### PROVIDED RECORDS
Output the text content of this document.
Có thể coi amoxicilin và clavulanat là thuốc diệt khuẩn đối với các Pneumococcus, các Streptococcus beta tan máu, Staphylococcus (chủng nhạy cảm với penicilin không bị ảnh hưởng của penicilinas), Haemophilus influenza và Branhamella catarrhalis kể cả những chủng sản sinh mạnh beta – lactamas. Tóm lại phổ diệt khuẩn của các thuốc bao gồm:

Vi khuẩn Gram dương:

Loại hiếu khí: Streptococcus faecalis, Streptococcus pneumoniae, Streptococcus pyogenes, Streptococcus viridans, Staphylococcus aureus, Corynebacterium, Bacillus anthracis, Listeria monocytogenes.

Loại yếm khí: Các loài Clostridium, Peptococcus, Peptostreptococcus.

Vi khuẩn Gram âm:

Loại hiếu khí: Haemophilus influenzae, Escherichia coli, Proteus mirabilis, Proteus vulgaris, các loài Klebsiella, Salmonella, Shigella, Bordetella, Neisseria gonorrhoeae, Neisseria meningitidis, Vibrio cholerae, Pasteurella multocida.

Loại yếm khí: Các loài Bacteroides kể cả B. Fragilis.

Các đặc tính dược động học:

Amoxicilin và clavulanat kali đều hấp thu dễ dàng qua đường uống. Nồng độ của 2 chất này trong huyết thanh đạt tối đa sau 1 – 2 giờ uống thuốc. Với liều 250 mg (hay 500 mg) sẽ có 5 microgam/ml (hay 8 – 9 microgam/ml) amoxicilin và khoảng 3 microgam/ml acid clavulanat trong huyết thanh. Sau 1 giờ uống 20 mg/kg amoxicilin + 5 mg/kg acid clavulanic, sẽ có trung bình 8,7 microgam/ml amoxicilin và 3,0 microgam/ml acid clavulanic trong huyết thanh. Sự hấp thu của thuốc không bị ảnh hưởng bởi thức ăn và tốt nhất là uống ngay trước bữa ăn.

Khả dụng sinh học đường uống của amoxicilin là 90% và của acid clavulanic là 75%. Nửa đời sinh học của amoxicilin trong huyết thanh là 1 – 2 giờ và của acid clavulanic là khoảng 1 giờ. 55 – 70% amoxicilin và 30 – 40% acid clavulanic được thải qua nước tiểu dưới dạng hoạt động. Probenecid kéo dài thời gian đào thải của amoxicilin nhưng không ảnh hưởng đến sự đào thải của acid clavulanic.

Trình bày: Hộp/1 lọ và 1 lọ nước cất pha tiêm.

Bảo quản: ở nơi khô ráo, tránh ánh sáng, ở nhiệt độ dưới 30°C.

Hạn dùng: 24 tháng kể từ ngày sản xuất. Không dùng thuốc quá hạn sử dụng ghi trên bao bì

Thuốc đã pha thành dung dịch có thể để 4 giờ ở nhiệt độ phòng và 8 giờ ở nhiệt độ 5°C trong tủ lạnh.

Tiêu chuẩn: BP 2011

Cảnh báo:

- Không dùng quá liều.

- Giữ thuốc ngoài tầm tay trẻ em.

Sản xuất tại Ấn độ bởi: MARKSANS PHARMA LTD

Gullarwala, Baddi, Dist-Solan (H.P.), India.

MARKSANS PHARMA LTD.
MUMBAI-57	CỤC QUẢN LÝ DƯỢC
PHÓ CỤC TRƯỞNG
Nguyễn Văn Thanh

### TASK OBJECTIVE
Write out each entry above exactly as it is written.

### OUTPUT
Output the text content of this document.
Có thể coi amoxicilin và clavulanat là thuốc diệt khuẩn đối với các Pneumococcus, các Streptococcus beta tan máu, Staphylococcus (chủng nhạy cảm với penicilin không bị ảnh hưởng của penicilinas), Haemophilus influenza và Branhamella catarrhalis kể cả những chủng sản sinh mạnh beta – lactamas. Tóm lại phổ diệt khuẩn của các thuốc bao gồm:

Vi khuẩn Gram dương:

Loại hiếu khí: Streptococcus faecalis, Streptococcus pneumoniae, Streptococcus pyogenes, Streptococcus viridans, Staphylococcus aureus, Corynebacterium, Bacillus anthracis, Listeria monocytogenes.

Loại yếm khí: Các loài Clostridium, Peptococcus, Peptostreptococcus.

Vi khuẩn Gram âm:

Loại hiếu khí: Haemophilus influenzae, Escherichia coli, Proteus mirabilis, Proteus vulgaris, các loài Klebsiella, Salmonella, Shigella, Bordetella, Neisseria gonorrhoeae, Neisseria meningitidis, Vibrio cholerae, Pasteurella multocida.

Loại yếm khí: Các loài Bacteroides kể cả B. Fragilis.

Các đặc tính dược động học:

Amoxicilin và clavulanat kali đều hấp thu dễ dàng qua đường uống. Nồng độ của 2 chất này trong huyết thanh đạt tối đa sau 1 – 2 giờ uống thuốc. Với liều 250 mg (hay 500 mg) sẽ có 5 microgam/ml (hay 8 – 9 microgam/ml) amoxicilin và khoảng 3 microgam/ml acid clavulanat trong huyết thanh. Sau 1 giờ uống 20 mg/kg amoxicilin + 5 mg/kg acid clavulanic, sẽ có trung bình 8,7 microgam/ml amoxicilin và 3,0 microgam/ml acid clavulanic trong huyết thanh. Sự hấp thu của thuốc không bị ảnh hưởng bởi thức ăn và tốt nhất là uống ngay trước bữa ăn.

Khả dụng sinh học đường uống của amoxicilin là 90% và của acid clavulanic là 75%. Nửa đời sinh học của amoxicilin trong huyết thanh là 1 – 2 giờ và của acid clavulanic là khoảng 1 giờ. 55 – 70% amoxicilin và 30 – 40% acid clavulanic được thải qua nước tiểu dưới dạng hoạt động. Probenecid kéo dài thời gian đào thải của amoxicilin nhưng không ảnh hưởng đến sự đào thải của acid clavulanic.

Trình bày: Hộp/1 lọ và 1 lọ nước cất pha tiêm.

Bảo quản: ở nơi khô ráo, tránh ánh sáng, ở nhiệt độ dưới 30°C.

Hạn dùng: 24 tháng kể từ ngày sản xuất. Không dùng thuốc quá hạn sử dụng ghi trên bao bì

Thuốc đã pha thành dung dịch có thể để 4 giờ ở nhiệt độ phòng và 8 giờ ở nhiệt độ 5°C trong tủ lạnh.

Tiêu chuẩn: BP 2011

Cảnh báo:

- Không dùng quá liều.

- Giữ thuốc ngoài tầm tay trẻ em.

Sản xuất tại Ấn độ bởi: MARKSANS PHARMA LTD

Gullarwala, Baddi, Dist-Solan (H.P.), India.

MARKSANS PHARMA LTD.
MUMBAI-57	CỤC QUẢN LÝ DƯỢC
PHÓ CỤC TRƯỞNG
Nguyễn Văn Thanh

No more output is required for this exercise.